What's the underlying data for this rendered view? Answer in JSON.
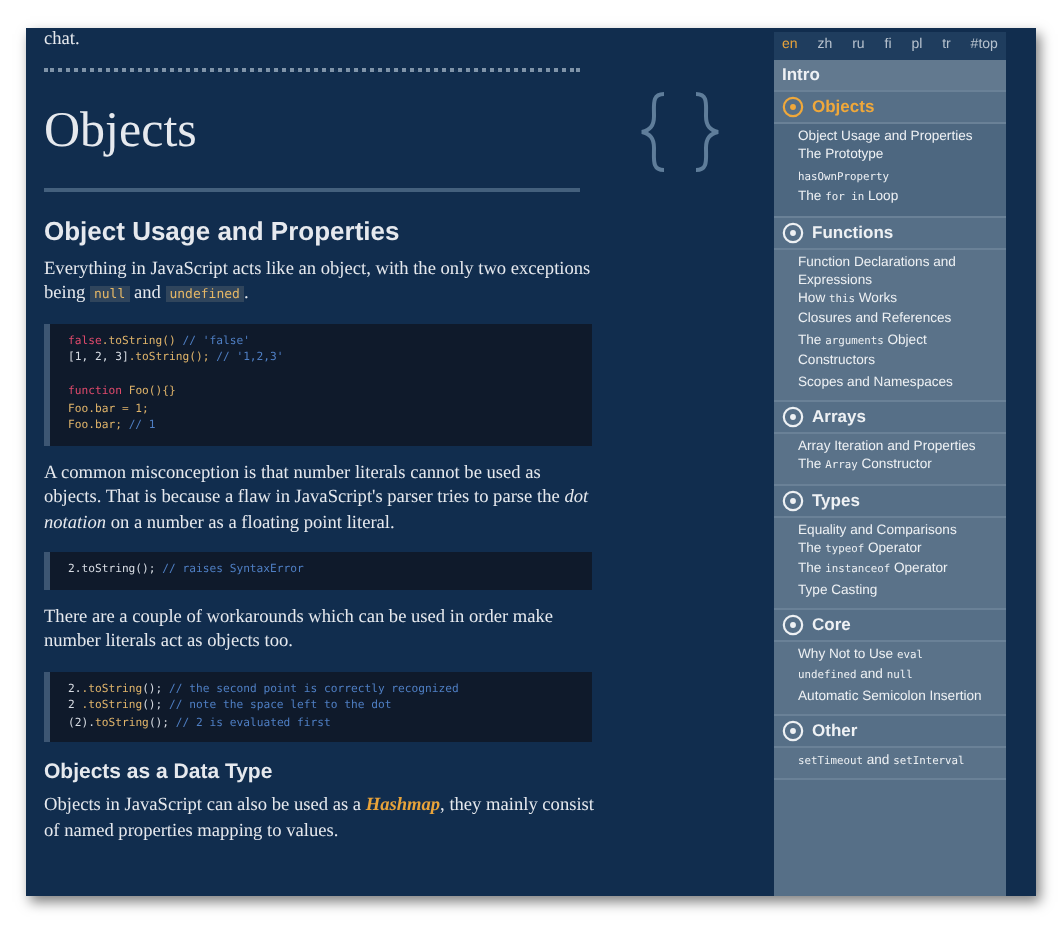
{
  "intro_text": "chat.",
  "page_title": "Objects",
  "content": [
    {
      "kind": "h2",
      "text": "Object Usage and Properties"
    },
    {
      "kind": "p",
      "segments": [
        {
          "kind": "text",
          "text": "Everything in JavaScript acts like an object, with the only two exceptions being "
        },
        {
          "kind": "code",
          "text": "null"
        },
        {
          "kind": "text",
          "text": " and "
        },
        {
          "kind": "code",
          "text": "undefined"
        },
        {
          "kind": "text",
          "text": "."
        }
      ]
    },
    {
      "kind": "code",
      "lines": [
        [
          {
            "kind": "keyword",
            "text": "false"
          },
          {
            "kind": "func",
            "text": ".toString() "
          },
          {
            "kind": "comment",
            "text": "// 'false'"
          }
        ],
        [
          {
            "kind": "plain",
            "text": "[1, 2, 3]"
          },
          {
            "kind": "func",
            "text": ".toString(); "
          },
          {
            "kind": "comment",
            "text": "// '1,2,3'"
          }
        ],
        {
          "kind": "blank"
        },
        [
          {
            "kind": "keyword",
            "text": "function"
          },
          {
            "kind": "func",
            "text": " Foo(){}"
          }
        ],
        [
          {
            "kind": "func",
            "text": "Foo.bar = 1;"
          }
        ],
        [
          {
            "kind": "func",
            "text": "Foo.bar; "
          },
          {
            "kind": "comment",
            "text": "// 1"
          }
        ]
      ]
    },
    {
      "kind": "p",
      "segments": [
        {
          "kind": "text",
          "text": "A common misconception is that number literals cannot be used as objects. That is because a flaw in JavaScript's parser tries to parse the *dot notation* on a number as a floating point literal."
        }
      ]
    },
    {
      "kind": "code",
      "lines": [
        [
          {
            "kind": "plain",
            "text": "2.toString(); "
          },
          {
            "kind": "comment",
            "text": "// raises SyntaxError"
          }
        ]
      ]
    },
    {
      "kind": "p",
      "segments": [
        {
          "kind": "text",
          "text": "There are a couple of workarounds which can be used in order make number literals act as objects too."
        }
      ]
    },
    {
      "kind": "code",
      "lines": [
        [
          {
            "kind": "plain",
            "text": "2."
          },
          {
            "kind": "func",
            "text": ".toString"
          },
          {
            "kind": "plain",
            "text": "(); "
          },
          {
            "kind": "comment",
            "text": "// the second point is correctly recognized"
          }
        ],
        [
          {
            "kind": "plain",
            "text": "2 "
          },
          {
            "kind": "func",
            "text": ".toString"
          },
          {
            "kind": "plain",
            "text": "(); "
          },
          {
            "kind": "comment",
            "text": "// note the space left to the dot"
          }
        ],
        [
          {
            "kind": "plain",
            "text": "(2)."
          },
          {
            "kind": "func",
            "text": "toString"
          },
          {
            "kind": "plain",
            "text": "(); "
          },
          {
            "kind": "comment",
            "text": "// 2 is evaluated first"
          }
        ]
      ]
    },
    {
      "kind": "h3",
      "text": "Objects as a Data Type"
    },
    {
      "kind": "p",
      "segments": [
        {
          "kind": "text",
          "text": "Objects in JavaScript can also be used as a "
        },
        {
          "kind": "link",
          "text": "Hashmap"
        },
        {
          "kind": "text",
          "text": ", they mainly consist of named properties mapping to values."
        }
      ]
    }
  ],
  "languages": [
    {
      "label": "en",
      "selected": true
    },
    {
      "label": "zh",
      "selected": false
    },
    {
      "label": "ru",
      "selected": false
    },
    {
      "label": "fi",
      "selected": false
    },
    {
      "label": "pl",
      "selected": false
    },
    {
      "label": "tr",
      "selected": false
    },
    {
      "label": "#top",
      "selected": false
    }
  ],
  "sections": [
    {
      "kind": "intro",
      "title": "Intro",
      "selected": false
    },
    {
      "kind": "section",
      "title": "Objects",
      "selected": true,
      "items": [
        [
          {
            "kind": "text",
            "text": "Object Usage and Properties"
          }
        ],
        [
          {
            "kind": "text",
            "text": "The Prototype"
          }
        ],
        [
          {
            "kind": "code",
            "text": "hasOwnProperty"
          }
        ],
        [
          {
            "kind": "text",
            "text": "The "
          },
          {
            "kind": "code",
            "text": "for in"
          },
          {
            "kind": "text",
            "text": " Loop"
          }
        ]
      ]
    },
    {
      "kind": "section",
      "title": "Functions",
      "selected": false,
      "items": [
        [
          {
            "kind": "text",
            "text": "Function Declarations and Expressions"
          }
        ],
        [
          {
            "kind": "text",
            "text": "How "
          },
          {
            "kind": "code",
            "text": "this"
          },
          {
            "kind": "text",
            "text": " Works"
          }
        ],
        [
          {
            "kind": "text",
            "text": "Closures and References"
          }
        ],
        [
          {
            "kind": "text",
            "text": "The "
          },
          {
            "kind": "code",
            "text": "arguments"
          },
          {
            "kind": "text",
            "text": " Object"
          }
        ],
        [
          {
            "kind": "text",
            "text": "Constructors"
          }
        ],
        [
          {
            "kind": "text",
            "text": "Scopes and Namespaces"
          }
        ]
      ]
    },
    {
      "kind": "section",
      "title": "Arrays",
      "selected": false,
      "items": [
        [
          {
            "kind": "text",
            "text": "Array Iteration and Properties"
          }
        ],
        [
          {
            "kind": "text",
            "text": "The "
          },
          {
            "kind": "code",
            "text": "Array"
          },
          {
            "kind": "text",
            "text": " Constructor"
          }
        ]
      ]
    },
    {
      "kind": "section",
      "title": "Types",
      "selected": false,
      "items": [
        [
          {
            "kind": "text",
            "text": "Equality and Comparisons"
          }
        ],
        [
          {
            "kind": "text",
            "text": "The "
          },
          {
            "kind": "code",
            "text": "typeof"
          },
          {
            "kind": "text",
            "text": " Operator"
          }
        ],
        [
          {
            "kind": "text",
            "text": "The "
          },
          {
            "kind": "code",
            "text": "instanceof"
          },
          {
            "kind": "text",
            "text": " Operator"
          }
        ],
        [
          {
            "kind": "text",
            "text": "Type Casting"
          }
        ]
      ]
    },
    {
      "kind": "section",
      "title": "Core",
      "selected": false,
      "items": [
        [
          {
            "kind": "text",
            "text": "Why Not to Use "
          },
          {
            "kind": "code",
            "text": "eval"
          }
        ],
        [
          {
            "kind": "code",
            "text": "undefined"
          },
          {
            "kind": "text",
            "text": " and "
          },
          {
            "kind": "code",
            "text": "null"
          }
        ],
        [
          {
            "kind": "text",
            "text": "Automatic Semicolon Insertion"
          }
        ]
      ]
    },
    {
      "kind": "section",
      "title": "Other",
      "selected": false,
      "items": [
        [
          {
            "kind": "code",
            "text": "setTimeout"
          },
          {
            "kind": "text",
            "text": " and "
          },
          {
            "kind": "code",
            "text": "setInterval"
          }
        ]
      ]
    }
  ]
}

========

- [INSTRUCTIONS FOR THE TASK]:
Print out the whole of the material word for word, without pictures.

- [ANSWER TO THIS TASK]:
What's the underlying data for this rendered view? Answer in JSON.
{
  "intro_text": "chat.",
  "page_title": "Objects",
  "content": [
    {
      "kind": "h2",
      "text": "Object Usage and Properties"
    },
    {
      "kind": "p",
      "segments": [
        {
          "kind": "text",
          "text": "Everything in JavaScript acts like an object, with the only two exceptions being "
        },
        {
          "kind": "code",
          "text": "null"
        },
        {
          "kind": "text",
          "text": " and "
        },
        {
          "kind": "code",
          "text": "undefined"
        },
        {
          "kind": "text",
          "text": "."
        }
      ]
    },
    {
      "kind": "code",
      "lines": [
        [
          {
            "kind": "keyword",
            "text": "false"
          },
          {
            "kind": "func",
            "text": ".toString() "
          },
          {
            "kind": "comment",
            "text": "// 'false'"
          }
        ],
        [
          {
            "kind": "plain",
            "text": "[1, 2, 3]"
          },
          {
            "kind": "func",
            "text": ".toString(); "
          },
          {
            "kind": "comment",
            "text": "// '1,2,3'"
          }
        ],
        {
          "kind": "blank"
        },
        [
          {
            "kind": "keyword",
            "text": "function"
          },
          {
            "kind": "func",
            "text": " Foo(){}"
          }
        ],
        [
          {
            "kind": "func",
            "text": "Foo.bar = 1;"
          }
        ],
        [
          {
            "kind": "func",
            "text": "Foo.bar; "
          },
          {
            "kind": "comment",
            "text": "// 1"
          }
        ]
      ]
    },
    {
      "kind": "p",
      "segments": [
        {
          "kind": "text",
          "text": "A common misconception is that number literals cannot be used as objects. That is because a flaw in JavaScript's parser tries to parse the *dot notation* on a number as a floating point literal."
        }
      ]
    },
    {
      "kind": "code",
      "lines": [
        [
          {
            "kind": "plain",
            "text": "2.toString(); "
          },
          {
            "kind": "comment",
            "text": "// raises SyntaxError"
          }
        ]
      ]
    },
    {
      "kind": "p",
      "segments": [
        {
          "kind": "text",
          "text": "There are a couple of workarounds which can be used in order make number literals act as objects too."
        }
      ]
    },
    {
      "kind": "code",
      "lines": [
        [
          {
            "kind": "plain",
            "text": "2."
          },
          {
            "kind": "func",
            "text": ".toString"
          },
          {
            "kind": "plain",
            "text": "(); "
          },
          {
            "kind": "comment",
            "text": "// the second point is correctly recognized"
          }
        ],
        [
          {
            "kind": "plain",
            "text": "2 "
          },
          {
            "kind": "func",
            "text": ".toString"
          },
          {
            "kind": "plain",
            "text": "(); "
          },
          {
            "kind": "comment",
            "text": "// note the space left to the dot"
          }
        ],
        [
          {
            "kind": "plain",
            "text": "(2)."
          },
          {
            "kind": "func",
            "text": "toString"
          },
          {
            "kind": "plain",
            "text": "(); "
          },
          {
            "kind": "comment",
            "text": "// 2 is evaluated first"
          }
        ]
      ]
    },
    {
      "kind": "h3",
      "text": "Objects as a Data Type"
    },
    {
      "kind": "p",
      "segments": [
        {
          "kind": "text",
          "text": "Objects in JavaScript can also be used as a "
        },
        {
          "kind": "link",
          "text": "Hashmap"
        },
        {
          "kind": "text",
          "text": ", they mainly consist of named properties mapping to values."
        }
      ]
    }
  ],
  "languages": [
    {
      "label": "en",
      "selected": true
    },
    {
      "label": "zh",
      "selected": false
    },
    {
      "label": "ru",
      "selected": false
    },
    {
      "label": "fi",
      "selected": false
    },
    {
      "label": "pl",
      "selected": false
    },
    {
      "label": "tr",
      "selected": false
    },
    {
      "label": "#top",
      "selected": false
    }
  ],
  "sections": [
    {
      "kind": "intro",
      "title": "Intro",
      "selected": false
    },
    {
      "kind": "section",
      "title": "Objects",
      "selected": true,
      "items": [
        [
          {
            "kind": "text",
            "text": "Object Usage and Properties"
          }
        ],
        [
          {
            "kind": "text",
            "text": "The Prototype"
          }
        ],
        [
          {
            "kind": "code",
            "text": "hasOwnProperty"
          }
        ],
        [
          {
            "kind": "text",
            "text": "The "
          },
          {
            "kind": "code",
            "text": "for in"
          },
          {
            "kind": "text",
            "text": " Loop"
          }
        ]
      ]
    },
    {
      "kind": "section",
      "title": "Functions",
      "selected": false,
      "items": [
        [
          {
            "kind": "text",
            "text": "Function Declarations and Expressions"
          }
        ],
        [
          {
            "kind": "text",
            "text": "How "
          },
          {
            "kind": "code",
            "text": "this"
          },
          {
            "kind": "text",
            "text": " Works"
          }
        ],
        [
          {
            "kind": "text",
            "text": "Closures and References"
          }
        ],
        [
          {
            "kind": "text",
            "text": "The "
          },
          {
            "kind": "code",
            "text": "arguments"
          },
          {
            "kind": "text",
            "text": " Object"
          }
        ],
        [
          {
            "kind": "text",
            "text": "Constructors"
          }
        ],
        [
          {
            "kind": "text",
            "text": "Scopes and Namespaces"
          }
        ]
      ]
    },
    {
      "kind": "section",
      "title": "Arrays",
      "selected": false,
      "items": [
        [
          {
            "kind": "text",
            "text": "Array Iteration and Properties"
          }
        ],
        [
          {
            "kind": "text",
            "text": "The "
          },
          {
            "kind": "code",
            "text": "Array"
          },
          {
            "kind": "text",
            "text": " Constructor"
          }
        ]
      ]
    },
    {
      "kind": "section",
      "title": "Types",
      "selected": false,
      "items": [
        [
          {
            "kind": "text",
            "text": "Equality and Comparisons"
          }
        ],
        [
          {
            "kind": "text",
            "text": "The "
          },
          {
            "kind": "code",
            "text": "typeof"
          },
          {
            "kind": "text",
            "text": " Operator"
          }
        ],
        [
          {
            "kind": "text",
            "text": "The "
          },
          {
            "kind": "code",
            "text": "instanceof"
          },
          {
            "kind": "text",
            "text": " Operator"
          }
        ],
        [
          {
            "kind": "text",
            "text": "Type Casting"
          }
        ]
      ]
    },
    {
      "kind": "section",
      "title": "Core",
      "selected": false,
      "items": [
        [
          {
            "kind": "text",
            "text": "Why Not to Use "
          },
          {
            "kind": "code",
            "text": "eval"
          }
        ],
        [
          {
            "kind": "code",
            "text": "undefined"
          },
          {
            "kind": "text",
            "text": " and "
          },
          {
            "kind": "code",
            "text": "null"
          }
        ],
        [
          {
            "kind": "text",
            "text": "Automatic Semicolon Insertion"
          }
        ]
      ]
    },
    {
      "kind": "section",
      "title": "Other",
      "selected": false,
      "items": [
        [
          {
            "kind": "code",
            "text": "setTimeout"
          },
          {
            "kind": "text",
            "text": " and "
          },
          {
            "kind": "code",
            "text": "setInterval"
          }
        ]
      ]
    }
  ]
}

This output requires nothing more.